### Your goal
Copy the line containing "Type out the text in this image.", then all lines after it up to and including the final line of the material, exactly and without additions.

* Begin *

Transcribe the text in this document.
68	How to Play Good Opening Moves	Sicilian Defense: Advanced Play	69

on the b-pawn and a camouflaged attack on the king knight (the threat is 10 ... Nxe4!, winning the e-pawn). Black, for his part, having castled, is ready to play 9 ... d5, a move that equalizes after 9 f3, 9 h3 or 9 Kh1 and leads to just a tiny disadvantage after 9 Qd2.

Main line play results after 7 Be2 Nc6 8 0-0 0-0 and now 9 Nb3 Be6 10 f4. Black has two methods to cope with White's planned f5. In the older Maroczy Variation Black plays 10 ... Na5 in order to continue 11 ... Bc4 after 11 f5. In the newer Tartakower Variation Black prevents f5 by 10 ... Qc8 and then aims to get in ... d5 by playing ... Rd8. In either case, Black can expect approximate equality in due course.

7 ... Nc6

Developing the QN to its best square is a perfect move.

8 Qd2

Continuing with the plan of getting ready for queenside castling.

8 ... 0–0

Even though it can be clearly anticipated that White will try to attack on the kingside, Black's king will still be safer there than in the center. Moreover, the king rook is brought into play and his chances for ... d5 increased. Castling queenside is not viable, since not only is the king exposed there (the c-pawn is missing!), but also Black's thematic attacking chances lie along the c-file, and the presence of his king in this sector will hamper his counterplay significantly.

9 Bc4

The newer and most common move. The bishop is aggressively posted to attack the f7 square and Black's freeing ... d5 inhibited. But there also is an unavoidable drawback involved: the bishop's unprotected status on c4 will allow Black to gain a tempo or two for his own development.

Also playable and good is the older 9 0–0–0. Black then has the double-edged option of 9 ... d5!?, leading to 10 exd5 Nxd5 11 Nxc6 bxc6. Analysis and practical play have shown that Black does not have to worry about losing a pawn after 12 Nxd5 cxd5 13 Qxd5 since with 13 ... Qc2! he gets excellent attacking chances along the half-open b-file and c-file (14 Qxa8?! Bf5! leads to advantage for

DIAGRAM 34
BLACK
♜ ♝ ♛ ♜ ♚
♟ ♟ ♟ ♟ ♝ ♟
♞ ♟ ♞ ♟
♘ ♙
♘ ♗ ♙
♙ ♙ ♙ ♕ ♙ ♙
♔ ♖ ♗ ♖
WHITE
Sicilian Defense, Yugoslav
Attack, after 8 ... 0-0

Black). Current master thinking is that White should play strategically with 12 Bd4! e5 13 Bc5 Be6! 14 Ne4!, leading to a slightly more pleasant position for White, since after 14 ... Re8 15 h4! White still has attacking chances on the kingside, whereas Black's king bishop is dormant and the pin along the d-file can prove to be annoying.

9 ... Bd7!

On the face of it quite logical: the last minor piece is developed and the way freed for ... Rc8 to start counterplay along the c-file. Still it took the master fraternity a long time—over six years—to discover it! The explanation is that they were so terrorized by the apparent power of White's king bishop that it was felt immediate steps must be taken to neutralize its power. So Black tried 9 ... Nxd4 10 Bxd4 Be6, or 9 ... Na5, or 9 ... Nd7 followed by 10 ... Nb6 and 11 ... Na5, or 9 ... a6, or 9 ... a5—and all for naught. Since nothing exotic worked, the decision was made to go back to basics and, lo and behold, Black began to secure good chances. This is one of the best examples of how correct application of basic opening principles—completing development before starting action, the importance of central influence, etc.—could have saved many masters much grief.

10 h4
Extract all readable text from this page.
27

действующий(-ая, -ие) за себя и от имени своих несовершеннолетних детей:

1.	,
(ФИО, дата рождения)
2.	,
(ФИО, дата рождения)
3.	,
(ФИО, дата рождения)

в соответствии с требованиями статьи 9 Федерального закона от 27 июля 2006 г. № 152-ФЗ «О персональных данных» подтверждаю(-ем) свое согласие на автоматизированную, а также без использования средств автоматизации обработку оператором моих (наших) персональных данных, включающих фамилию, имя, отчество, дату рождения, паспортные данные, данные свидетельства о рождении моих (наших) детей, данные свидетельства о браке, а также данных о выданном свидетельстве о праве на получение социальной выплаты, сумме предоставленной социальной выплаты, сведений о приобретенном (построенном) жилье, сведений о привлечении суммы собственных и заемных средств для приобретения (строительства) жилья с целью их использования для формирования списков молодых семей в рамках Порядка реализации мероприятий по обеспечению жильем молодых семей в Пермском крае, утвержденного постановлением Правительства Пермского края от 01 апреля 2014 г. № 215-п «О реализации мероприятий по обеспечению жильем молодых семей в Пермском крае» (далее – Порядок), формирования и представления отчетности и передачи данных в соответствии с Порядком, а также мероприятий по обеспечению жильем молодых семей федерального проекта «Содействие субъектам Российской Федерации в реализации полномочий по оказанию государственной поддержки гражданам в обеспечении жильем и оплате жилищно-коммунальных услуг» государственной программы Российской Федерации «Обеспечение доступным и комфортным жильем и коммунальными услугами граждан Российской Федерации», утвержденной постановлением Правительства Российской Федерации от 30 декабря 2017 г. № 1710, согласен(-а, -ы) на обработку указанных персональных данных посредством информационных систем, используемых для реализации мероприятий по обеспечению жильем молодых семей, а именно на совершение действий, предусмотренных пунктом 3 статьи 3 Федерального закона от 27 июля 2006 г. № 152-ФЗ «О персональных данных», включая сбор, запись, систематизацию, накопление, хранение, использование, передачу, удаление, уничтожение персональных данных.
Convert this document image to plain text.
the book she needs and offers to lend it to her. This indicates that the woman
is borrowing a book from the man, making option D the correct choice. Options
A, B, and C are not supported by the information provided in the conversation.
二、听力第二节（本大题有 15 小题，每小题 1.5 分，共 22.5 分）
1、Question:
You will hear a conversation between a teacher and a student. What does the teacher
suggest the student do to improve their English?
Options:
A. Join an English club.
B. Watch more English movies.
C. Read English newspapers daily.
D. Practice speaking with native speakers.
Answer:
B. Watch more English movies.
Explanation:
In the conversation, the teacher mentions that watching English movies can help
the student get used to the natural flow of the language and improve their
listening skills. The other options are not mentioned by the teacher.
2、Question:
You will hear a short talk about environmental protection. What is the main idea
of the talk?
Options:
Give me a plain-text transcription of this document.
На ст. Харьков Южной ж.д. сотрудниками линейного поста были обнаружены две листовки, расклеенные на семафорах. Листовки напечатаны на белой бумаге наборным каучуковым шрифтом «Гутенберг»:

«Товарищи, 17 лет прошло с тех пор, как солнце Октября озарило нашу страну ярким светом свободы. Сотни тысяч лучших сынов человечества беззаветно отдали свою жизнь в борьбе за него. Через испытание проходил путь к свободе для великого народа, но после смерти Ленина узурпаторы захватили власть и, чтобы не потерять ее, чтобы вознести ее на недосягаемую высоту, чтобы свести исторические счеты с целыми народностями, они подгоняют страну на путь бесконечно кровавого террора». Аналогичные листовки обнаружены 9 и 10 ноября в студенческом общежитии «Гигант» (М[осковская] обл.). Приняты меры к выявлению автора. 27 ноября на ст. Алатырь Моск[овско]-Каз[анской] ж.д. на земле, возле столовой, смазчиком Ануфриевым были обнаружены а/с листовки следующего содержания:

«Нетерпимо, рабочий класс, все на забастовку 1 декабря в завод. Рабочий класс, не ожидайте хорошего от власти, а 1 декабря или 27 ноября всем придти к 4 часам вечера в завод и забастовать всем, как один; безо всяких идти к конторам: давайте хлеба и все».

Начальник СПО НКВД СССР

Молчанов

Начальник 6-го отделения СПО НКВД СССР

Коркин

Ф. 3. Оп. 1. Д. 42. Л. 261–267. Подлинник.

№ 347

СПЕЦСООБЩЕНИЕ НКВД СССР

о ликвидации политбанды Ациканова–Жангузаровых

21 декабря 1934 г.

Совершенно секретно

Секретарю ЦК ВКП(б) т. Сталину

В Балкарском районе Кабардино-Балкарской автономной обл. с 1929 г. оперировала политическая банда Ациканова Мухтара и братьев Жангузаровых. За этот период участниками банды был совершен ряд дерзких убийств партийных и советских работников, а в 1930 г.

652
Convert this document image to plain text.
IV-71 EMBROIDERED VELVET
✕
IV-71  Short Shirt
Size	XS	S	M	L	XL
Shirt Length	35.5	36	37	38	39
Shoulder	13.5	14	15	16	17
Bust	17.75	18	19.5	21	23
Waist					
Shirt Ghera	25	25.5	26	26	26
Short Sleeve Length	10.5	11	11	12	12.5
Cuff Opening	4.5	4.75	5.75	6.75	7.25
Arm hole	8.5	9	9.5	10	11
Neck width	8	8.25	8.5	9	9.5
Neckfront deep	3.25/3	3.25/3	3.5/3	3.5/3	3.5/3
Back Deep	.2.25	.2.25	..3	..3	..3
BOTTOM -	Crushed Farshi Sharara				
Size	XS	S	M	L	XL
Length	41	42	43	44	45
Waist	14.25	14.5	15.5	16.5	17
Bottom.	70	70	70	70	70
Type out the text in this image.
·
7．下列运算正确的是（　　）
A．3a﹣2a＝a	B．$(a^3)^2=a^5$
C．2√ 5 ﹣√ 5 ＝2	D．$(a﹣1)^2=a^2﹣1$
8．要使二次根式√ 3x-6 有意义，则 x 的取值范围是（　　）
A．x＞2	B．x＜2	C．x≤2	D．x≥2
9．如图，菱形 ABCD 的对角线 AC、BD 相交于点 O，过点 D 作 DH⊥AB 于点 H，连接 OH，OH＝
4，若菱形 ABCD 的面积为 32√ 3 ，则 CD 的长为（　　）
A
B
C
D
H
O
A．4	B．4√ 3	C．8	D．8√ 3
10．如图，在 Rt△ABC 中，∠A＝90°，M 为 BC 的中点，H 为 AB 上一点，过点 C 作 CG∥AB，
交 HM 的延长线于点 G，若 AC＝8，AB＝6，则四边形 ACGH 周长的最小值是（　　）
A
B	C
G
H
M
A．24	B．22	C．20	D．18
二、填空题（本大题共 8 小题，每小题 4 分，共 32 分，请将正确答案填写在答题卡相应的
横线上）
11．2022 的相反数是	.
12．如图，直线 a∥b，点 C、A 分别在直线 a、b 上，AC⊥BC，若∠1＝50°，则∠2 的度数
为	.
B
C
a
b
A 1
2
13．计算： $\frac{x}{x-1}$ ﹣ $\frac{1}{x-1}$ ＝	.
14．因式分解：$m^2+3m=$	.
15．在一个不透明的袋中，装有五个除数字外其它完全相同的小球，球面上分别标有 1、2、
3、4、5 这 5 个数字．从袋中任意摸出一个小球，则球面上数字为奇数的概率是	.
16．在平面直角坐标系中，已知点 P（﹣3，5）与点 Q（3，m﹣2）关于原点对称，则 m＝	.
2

* End *

### Written answer
Type out the text in this image.
·
7．下列运算正确的是（　　）
A．3a﹣2a＝a	B．$(a^3)^2=a^5$
C．2√ 5 ﹣√ 5 ＝2	D．$(a﹣1)^2=a^2﹣1$
8．要使二次根式√ 3x-6 有意义，则 x 的取值范围是（　　）
A．x＞2	B．x＜2	C．x≤2	D．x≥2
9．如图，菱形 ABCD 的对角线 AC、BD 相交于点 O，过点 D 作 DH⊥AB 于点 H，连接 OH，OH＝
4，若菱形 ABCD 的面积为 32√ 3 ，则 CD 的长为（　　）
A
B
C
D
H
O
A．4	B．4√ 3	C．8	D．8√ 3
10．如图，在 Rt△ABC 中，∠A＝90°，M 为 BC 的中点，H 为 AB 上一点，过点 C 作 CG∥AB，
交 HM 的延长线于点 G，若 AC＝8，AB＝6，则四边形 ACGH 周长的最小值是（　　）
A
B	C
G
H
M
A．24	B．22	C．20	D．18
二、填空题（本大题共 8 小题，每小题 4 分，共 32 分，请将正确答案填写在答题卡相应的
横线上）
11．2022 的相反数是	.
12．如图，直线 a∥b，点 C、A 分别在直线 a、b 上，AC⊥BC，若∠1＝50°，则∠2 的度数
为	.
B
C
a
b
A 1
2
13．计算： $\frac{x}{x-1}$ ﹣ $\frac{1}{x-1}$ ＝	.
14．因式分解：$m^2+3m=$	.
15．在一个不透明的袋中，装有五个除数字外其它完全相同的小球，球面上分别标有 1、2、
3、4、5 这 5 个数字．从袋中任意摸出一个小球，则球面上数字为奇数的概率是	.
16．在平面直角坐标系中，已知点 P（﹣3，5）与点 Q（3，m﹣2）关于原点对称，则 m＝	.
2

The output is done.